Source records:
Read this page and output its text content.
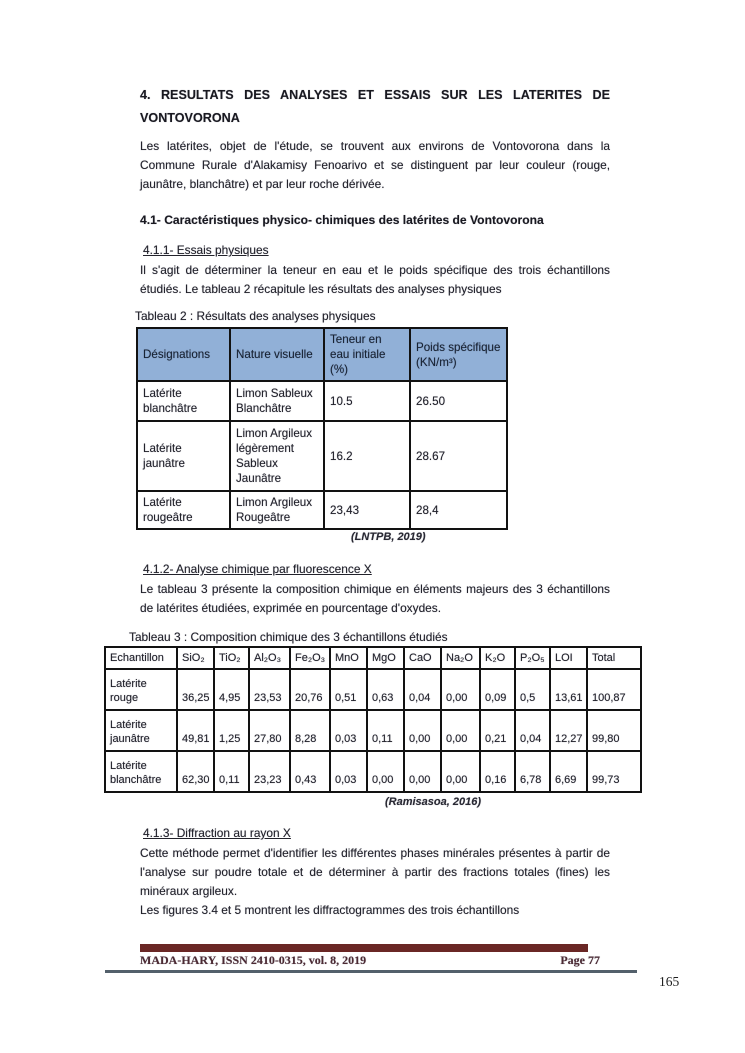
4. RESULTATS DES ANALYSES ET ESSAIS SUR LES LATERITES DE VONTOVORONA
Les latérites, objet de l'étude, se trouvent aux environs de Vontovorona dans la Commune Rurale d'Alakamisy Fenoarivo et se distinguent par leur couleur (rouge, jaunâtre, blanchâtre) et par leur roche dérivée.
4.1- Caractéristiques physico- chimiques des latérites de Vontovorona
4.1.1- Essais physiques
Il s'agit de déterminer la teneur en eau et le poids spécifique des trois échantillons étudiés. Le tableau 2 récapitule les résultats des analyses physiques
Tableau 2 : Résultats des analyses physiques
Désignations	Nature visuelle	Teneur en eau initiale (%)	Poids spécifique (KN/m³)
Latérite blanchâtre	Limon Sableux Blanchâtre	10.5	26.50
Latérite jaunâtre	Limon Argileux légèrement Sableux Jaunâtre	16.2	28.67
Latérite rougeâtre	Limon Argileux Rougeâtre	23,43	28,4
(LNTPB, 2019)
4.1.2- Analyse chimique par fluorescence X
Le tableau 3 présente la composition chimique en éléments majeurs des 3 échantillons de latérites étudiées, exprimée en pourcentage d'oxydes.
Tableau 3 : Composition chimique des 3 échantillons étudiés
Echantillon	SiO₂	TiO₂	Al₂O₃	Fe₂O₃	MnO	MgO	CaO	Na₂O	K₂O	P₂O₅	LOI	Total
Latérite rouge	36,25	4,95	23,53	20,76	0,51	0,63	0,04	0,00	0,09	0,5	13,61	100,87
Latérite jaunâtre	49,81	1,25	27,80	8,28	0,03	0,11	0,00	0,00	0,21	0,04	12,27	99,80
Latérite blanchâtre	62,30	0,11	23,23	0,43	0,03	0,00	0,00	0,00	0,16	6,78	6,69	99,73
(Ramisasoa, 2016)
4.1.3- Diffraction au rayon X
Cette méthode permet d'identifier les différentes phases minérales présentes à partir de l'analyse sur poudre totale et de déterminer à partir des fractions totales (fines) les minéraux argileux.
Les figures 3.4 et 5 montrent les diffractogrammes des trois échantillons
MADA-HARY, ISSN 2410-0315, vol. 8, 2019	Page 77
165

> What the task asks: The data should be printed again unchanged; leave its pictures out.

> Exercise output:
Read this page and output its text content.
4. RESULTATS DES ANALYSES ET ESSAIS SUR LES LATERITES DE VONTOVORONA
Les latérites, objet de l'étude, se trouvent aux environs de Vontovorona dans la Commune Rurale d'Alakamisy Fenoarivo et se distinguent par leur couleur (rouge, jaunâtre, blanchâtre) et par leur roche dérivée.
4.1- Caractéristiques physico- chimiques des latérites de Vontovorona
4.1.1- Essais physiques
Il s'agit de déterminer la teneur en eau et le poids spécifique des trois échantillons étudiés. Le tableau 2 récapitule les résultats des analyses physiques
Tableau 2 : Résultats des analyses physiques
Désignations	Nature visuelle	Teneur en eau initiale (%)	Poids spécifique (KN/m³)
Latérite blanchâtre	Limon Sableux Blanchâtre	10.5	26.50
Latérite jaunâtre	Limon Argileux légèrement Sableux Jaunâtre	16.2	28.67
Latérite rougeâtre	Limon Argileux Rougeâtre	23,43	28,4
(LNTPB, 2019)
4.1.2- Analyse chimique par fluorescence X
Le tableau 3 présente la composition chimique en éléments majeurs des 3 échantillons de latérites étudiées, exprimée en pourcentage d'oxydes.
Tableau 3 : Composition chimique des 3 échantillons étudiés
Echantillon	SiO₂	TiO₂	Al₂O₃	Fe₂O₃	MnO	MgO	CaO	Na₂O	K₂O	P₂O₅	LOI	Total
Latérite rouge	36,25	4,95	23,53	20,76	0,51	0,63	0,04	0,00	0,09	0,5	13,61	100,87
Latérite jaunâtre	49,81	1,25	27,80	8,28	0,03	0,11	0,00	0,00	0,21	0,04	12,27	99,80
Latérite blanchâtre	62,30	0,11	23,23	0,43	0,03	0,00	0,00	0,00	0,16	6,78	6,69	99,73
(Ramisasoa, 2016)
4.1.3- Diffraction au rayon X
Cette méthode permet d'identifier les différentes phases minérales présentes à partir de l'analyse sur poudre totale et de déterminer à partir des fractions totales (fines) les minéraux argileux.
Les figures 3.4 et 5 montrent les diffractogrammes des trois échantillons
MADA-HARY, ISSN 2410-0315, vol. 8, 2019	Page 77
165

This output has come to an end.